Only lines holding the string "число" are wanted; copy each one from the material.

[start of DATA TO USE]

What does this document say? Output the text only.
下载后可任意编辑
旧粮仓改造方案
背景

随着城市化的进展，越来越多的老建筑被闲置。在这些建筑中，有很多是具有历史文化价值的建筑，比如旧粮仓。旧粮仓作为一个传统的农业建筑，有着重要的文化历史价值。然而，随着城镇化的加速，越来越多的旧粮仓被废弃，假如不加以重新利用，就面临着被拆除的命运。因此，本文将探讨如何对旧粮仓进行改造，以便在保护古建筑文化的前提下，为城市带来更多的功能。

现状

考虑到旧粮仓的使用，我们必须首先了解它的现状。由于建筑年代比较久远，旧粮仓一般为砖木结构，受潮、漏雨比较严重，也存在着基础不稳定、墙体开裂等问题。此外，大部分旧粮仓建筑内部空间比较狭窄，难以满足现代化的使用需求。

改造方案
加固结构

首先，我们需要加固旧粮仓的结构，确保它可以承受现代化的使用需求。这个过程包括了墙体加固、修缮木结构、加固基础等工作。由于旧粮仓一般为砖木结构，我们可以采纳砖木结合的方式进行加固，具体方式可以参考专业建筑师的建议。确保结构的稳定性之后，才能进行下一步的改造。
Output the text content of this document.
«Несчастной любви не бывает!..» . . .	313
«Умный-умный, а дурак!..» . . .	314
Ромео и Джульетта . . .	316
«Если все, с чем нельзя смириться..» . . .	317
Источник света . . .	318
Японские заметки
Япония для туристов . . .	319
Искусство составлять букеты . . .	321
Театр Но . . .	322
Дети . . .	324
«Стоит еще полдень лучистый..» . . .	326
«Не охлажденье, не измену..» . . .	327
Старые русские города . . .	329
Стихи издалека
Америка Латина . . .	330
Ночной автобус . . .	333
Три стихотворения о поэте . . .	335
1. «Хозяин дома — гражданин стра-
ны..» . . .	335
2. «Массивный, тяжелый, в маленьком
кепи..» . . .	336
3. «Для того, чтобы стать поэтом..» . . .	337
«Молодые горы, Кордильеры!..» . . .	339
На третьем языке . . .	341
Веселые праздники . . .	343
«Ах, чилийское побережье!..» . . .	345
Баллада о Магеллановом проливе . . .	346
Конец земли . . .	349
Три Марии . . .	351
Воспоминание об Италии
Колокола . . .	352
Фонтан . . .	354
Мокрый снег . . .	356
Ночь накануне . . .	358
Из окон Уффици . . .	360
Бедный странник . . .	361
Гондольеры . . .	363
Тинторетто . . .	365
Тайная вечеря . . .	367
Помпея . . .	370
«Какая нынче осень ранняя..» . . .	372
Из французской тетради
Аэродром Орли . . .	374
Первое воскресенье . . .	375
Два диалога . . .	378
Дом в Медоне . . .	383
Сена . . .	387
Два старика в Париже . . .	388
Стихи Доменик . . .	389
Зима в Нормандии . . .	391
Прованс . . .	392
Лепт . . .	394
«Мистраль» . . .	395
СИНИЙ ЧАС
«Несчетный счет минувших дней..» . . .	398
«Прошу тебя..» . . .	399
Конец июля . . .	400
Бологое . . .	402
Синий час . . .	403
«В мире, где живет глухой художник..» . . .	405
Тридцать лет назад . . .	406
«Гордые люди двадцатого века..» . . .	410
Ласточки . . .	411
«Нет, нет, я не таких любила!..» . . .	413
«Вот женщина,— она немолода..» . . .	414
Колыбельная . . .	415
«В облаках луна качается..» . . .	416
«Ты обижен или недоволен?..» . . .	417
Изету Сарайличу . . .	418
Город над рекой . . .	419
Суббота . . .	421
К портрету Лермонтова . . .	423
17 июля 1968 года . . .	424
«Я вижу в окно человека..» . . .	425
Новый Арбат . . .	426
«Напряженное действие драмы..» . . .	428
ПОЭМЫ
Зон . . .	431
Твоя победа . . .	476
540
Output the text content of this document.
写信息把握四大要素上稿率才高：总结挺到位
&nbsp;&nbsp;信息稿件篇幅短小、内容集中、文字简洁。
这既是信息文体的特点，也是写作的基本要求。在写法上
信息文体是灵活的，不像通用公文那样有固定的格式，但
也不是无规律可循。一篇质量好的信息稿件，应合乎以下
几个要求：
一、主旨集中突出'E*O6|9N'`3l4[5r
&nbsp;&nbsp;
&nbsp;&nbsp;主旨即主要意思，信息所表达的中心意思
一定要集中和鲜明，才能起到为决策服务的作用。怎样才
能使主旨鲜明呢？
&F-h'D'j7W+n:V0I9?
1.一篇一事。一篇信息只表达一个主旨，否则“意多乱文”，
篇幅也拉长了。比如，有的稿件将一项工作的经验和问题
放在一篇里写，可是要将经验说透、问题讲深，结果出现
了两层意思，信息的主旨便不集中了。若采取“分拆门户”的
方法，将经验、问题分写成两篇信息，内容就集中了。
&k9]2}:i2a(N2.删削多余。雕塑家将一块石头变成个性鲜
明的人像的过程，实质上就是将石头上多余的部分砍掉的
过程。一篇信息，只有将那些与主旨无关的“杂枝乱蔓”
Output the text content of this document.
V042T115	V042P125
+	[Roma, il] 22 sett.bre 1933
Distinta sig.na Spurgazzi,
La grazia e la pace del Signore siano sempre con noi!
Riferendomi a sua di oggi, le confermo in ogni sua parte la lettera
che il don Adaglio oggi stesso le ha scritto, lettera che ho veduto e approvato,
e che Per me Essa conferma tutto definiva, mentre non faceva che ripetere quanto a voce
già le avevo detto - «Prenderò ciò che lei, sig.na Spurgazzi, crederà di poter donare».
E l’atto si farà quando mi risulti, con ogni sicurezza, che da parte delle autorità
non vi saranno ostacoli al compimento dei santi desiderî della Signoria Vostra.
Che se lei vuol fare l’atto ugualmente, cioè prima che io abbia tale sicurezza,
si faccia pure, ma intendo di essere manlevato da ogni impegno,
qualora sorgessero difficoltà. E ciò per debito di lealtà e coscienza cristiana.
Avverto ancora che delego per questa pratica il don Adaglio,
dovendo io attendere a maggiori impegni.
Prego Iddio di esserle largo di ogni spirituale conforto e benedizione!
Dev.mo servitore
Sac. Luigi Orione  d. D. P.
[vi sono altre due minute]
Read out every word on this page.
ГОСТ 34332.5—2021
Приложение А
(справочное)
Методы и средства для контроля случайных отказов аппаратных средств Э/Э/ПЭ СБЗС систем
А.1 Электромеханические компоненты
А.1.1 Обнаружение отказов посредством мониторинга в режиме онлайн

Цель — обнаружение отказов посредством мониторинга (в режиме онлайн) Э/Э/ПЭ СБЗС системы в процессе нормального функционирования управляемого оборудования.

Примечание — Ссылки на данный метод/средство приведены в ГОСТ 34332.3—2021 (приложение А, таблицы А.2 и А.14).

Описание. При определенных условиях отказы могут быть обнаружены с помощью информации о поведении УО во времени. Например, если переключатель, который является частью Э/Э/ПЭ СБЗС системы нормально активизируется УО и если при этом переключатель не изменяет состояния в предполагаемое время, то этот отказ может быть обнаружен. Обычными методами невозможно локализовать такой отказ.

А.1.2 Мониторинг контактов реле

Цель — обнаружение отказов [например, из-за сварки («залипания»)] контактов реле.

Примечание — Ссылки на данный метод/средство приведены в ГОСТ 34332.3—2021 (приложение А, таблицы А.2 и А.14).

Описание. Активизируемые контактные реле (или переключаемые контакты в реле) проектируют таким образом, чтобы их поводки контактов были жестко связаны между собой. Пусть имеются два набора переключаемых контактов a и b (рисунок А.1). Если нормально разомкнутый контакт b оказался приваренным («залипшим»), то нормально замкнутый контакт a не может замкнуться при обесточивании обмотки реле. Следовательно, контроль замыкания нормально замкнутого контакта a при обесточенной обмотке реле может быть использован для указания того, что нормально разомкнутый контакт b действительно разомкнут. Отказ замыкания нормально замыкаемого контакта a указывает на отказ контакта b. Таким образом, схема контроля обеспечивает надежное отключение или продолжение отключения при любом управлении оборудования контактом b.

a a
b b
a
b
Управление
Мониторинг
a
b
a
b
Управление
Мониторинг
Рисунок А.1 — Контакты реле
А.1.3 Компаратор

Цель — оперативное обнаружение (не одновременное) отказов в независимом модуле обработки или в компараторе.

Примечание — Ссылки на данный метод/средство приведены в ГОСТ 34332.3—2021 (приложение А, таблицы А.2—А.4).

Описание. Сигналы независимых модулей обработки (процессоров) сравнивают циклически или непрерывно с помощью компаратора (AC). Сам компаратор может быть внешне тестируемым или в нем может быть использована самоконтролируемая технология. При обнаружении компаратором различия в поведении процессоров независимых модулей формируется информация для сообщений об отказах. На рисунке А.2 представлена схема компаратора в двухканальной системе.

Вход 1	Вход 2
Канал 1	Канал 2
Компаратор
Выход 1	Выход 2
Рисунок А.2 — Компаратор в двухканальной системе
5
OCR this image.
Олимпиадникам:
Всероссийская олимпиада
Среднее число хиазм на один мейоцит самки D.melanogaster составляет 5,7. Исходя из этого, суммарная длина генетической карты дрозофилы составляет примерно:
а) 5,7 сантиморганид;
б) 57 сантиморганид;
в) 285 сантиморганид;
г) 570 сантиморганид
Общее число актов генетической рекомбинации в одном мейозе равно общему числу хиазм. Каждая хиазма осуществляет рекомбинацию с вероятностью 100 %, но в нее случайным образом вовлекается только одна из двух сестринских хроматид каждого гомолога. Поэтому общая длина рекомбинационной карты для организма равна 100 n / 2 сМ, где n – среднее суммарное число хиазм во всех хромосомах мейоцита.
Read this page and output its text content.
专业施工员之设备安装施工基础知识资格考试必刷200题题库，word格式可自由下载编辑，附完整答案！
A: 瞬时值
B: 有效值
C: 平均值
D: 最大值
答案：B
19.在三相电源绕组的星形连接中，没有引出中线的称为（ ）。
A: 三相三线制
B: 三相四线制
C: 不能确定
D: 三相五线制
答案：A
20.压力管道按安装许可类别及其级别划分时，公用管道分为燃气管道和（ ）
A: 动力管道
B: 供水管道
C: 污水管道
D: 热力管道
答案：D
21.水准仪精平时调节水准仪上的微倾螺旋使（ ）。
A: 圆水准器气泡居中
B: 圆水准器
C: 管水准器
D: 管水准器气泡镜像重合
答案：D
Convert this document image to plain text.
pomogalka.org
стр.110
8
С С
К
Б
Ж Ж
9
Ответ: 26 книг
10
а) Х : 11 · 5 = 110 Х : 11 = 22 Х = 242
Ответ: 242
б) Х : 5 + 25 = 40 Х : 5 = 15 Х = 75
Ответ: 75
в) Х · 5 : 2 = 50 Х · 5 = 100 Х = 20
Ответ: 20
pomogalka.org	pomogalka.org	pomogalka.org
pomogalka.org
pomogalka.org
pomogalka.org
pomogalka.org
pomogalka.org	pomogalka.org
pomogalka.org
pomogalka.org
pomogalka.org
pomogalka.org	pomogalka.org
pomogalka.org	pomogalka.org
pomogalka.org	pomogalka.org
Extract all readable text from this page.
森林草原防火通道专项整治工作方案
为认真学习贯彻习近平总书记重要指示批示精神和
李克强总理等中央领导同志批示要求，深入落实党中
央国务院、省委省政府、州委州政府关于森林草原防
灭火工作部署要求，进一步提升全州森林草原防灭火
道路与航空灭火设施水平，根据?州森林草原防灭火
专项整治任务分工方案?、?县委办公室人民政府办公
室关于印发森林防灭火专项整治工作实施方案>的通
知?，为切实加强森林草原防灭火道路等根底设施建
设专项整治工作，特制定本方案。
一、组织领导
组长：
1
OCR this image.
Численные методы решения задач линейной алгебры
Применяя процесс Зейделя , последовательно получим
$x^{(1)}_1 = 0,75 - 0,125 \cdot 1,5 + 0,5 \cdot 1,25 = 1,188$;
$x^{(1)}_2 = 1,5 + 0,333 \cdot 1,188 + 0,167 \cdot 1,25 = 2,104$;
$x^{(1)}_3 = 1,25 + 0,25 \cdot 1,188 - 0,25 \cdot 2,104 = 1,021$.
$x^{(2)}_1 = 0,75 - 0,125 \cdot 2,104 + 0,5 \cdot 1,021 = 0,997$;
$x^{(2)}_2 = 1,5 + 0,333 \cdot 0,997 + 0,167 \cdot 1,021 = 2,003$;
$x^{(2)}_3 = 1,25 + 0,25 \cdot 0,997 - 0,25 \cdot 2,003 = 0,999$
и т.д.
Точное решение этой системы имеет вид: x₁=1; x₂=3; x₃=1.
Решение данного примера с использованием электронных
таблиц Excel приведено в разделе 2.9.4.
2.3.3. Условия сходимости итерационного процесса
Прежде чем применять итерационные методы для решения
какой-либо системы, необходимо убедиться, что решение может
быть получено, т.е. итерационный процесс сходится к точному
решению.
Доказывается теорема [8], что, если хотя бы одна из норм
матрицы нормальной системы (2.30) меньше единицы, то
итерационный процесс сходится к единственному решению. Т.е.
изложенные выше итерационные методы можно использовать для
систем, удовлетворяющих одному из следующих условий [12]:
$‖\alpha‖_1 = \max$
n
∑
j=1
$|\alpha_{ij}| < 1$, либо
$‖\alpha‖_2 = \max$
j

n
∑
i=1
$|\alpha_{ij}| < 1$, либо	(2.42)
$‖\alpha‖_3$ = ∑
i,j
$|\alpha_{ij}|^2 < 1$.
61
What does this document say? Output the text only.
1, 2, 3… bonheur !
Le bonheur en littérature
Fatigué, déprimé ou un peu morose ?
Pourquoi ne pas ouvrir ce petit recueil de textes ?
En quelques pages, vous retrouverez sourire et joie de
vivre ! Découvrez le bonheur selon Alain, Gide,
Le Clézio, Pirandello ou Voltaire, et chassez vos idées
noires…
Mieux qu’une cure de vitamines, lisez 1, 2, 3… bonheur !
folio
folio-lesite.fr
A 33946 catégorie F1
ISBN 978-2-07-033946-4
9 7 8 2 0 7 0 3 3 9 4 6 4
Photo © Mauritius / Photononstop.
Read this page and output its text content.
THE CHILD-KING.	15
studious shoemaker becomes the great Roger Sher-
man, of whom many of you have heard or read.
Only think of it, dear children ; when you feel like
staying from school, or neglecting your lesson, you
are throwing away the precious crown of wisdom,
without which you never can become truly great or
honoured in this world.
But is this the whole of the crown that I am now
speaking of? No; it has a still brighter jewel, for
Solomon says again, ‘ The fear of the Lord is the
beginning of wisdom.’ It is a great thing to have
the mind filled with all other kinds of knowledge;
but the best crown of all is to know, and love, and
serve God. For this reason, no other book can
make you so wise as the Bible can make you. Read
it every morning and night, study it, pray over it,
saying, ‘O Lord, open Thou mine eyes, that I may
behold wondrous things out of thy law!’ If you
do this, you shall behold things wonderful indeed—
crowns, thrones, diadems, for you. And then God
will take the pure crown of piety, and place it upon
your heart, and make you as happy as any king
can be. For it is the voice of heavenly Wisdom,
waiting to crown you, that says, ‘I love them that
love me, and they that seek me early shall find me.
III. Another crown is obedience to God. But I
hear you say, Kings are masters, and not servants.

[end of DATA TO USE]

FULL ANSWER »
Среднее число хиазм на один мейоцит самки D.melanogaster составляет 5,7. Исходя из этого, суммарная длина генетической карты дрозофилы составляет примерно:
Общее число актов генетической рекомбинации в одном мейозе равно общему числу хиазм. Каждая хиазма осуществляет рекомбинацию с вероятностью 100 %, но в нее случайным образом вовлекается только одна из двух сестринских хроматид каждого гомолога. Поэтому общая длина рекомбинационной карты для организма равна 100 n / 2 сМ, где n – среднее суммарное число хиазм во всех хромосомах мейоцита.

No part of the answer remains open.